■ What is needed
Copy out the data line by line, beginning at the line that contains "Text: 80.80: 80.80 [418, 274, 451, 287]" and stopping after the line that contains "Text: Song et".
--- START ---
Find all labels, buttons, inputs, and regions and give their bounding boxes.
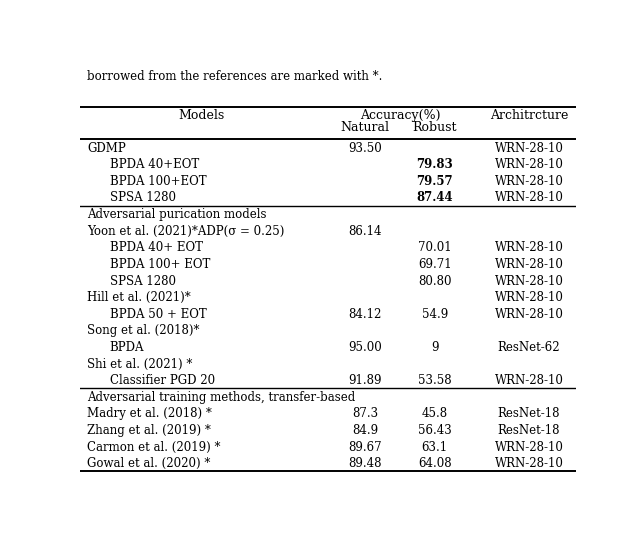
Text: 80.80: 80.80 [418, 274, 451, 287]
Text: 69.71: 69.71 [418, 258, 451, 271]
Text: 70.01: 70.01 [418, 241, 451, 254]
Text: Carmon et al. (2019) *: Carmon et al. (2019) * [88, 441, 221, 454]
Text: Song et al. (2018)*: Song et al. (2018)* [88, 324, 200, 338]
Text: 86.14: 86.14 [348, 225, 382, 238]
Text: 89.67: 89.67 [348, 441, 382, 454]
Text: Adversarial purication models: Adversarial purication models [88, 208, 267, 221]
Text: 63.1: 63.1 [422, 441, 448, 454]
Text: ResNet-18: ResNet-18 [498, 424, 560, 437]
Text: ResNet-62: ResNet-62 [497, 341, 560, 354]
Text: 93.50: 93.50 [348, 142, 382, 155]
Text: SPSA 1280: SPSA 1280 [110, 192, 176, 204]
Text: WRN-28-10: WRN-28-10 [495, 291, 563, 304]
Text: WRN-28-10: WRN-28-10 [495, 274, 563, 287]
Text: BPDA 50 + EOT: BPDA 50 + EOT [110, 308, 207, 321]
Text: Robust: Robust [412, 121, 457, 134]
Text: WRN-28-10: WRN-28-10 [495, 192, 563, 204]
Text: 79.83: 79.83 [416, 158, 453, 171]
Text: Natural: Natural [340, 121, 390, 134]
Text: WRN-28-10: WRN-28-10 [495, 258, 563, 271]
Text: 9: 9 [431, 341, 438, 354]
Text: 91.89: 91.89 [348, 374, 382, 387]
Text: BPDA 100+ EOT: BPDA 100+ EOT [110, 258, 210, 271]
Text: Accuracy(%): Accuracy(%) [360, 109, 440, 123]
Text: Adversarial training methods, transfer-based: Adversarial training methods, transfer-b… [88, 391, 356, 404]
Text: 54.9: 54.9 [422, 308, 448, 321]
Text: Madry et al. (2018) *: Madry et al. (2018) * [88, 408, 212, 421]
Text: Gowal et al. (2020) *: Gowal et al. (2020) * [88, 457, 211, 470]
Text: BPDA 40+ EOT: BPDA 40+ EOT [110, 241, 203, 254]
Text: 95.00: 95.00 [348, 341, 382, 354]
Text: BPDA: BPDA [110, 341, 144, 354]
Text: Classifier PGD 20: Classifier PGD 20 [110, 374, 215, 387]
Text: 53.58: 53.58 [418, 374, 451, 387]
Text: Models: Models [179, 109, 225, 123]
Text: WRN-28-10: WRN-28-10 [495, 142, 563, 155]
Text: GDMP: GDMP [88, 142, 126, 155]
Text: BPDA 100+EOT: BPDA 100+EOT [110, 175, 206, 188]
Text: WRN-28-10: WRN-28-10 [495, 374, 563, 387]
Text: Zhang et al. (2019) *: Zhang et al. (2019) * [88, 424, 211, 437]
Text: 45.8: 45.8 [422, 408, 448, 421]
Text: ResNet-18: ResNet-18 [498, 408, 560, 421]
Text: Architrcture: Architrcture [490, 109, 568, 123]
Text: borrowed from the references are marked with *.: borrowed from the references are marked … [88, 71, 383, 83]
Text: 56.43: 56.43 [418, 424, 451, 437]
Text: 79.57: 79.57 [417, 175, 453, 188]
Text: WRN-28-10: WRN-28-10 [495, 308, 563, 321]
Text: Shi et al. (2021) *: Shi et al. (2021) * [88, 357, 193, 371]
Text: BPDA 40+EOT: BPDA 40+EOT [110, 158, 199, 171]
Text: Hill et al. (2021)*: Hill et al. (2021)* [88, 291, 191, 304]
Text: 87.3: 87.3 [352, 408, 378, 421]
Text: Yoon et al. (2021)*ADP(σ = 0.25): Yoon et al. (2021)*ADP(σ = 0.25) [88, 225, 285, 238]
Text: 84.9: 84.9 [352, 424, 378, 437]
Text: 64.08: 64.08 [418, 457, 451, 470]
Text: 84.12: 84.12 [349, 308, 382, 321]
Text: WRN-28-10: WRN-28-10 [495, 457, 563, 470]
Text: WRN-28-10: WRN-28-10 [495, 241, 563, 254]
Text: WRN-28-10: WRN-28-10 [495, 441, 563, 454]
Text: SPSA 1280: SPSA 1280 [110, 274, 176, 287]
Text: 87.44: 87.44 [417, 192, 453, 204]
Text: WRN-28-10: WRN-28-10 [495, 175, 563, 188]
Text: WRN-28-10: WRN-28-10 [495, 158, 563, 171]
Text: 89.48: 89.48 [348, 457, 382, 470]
--- END ---
■ Written answer
Text: 80.80: 80.80 [418, 274, 451, 287]
Text: 69.71: 69.71 [418, 258, 451, 271]
Text: 70.01: 70.01 [418, 241, 451, 254]
Text: Carmon et al. (2019) *: Carmon et al. (2019) * [88, 441, 221, 454]
Text: Song et al. (2018)*: Song et al. (2018)* [88, 324, 200, 338]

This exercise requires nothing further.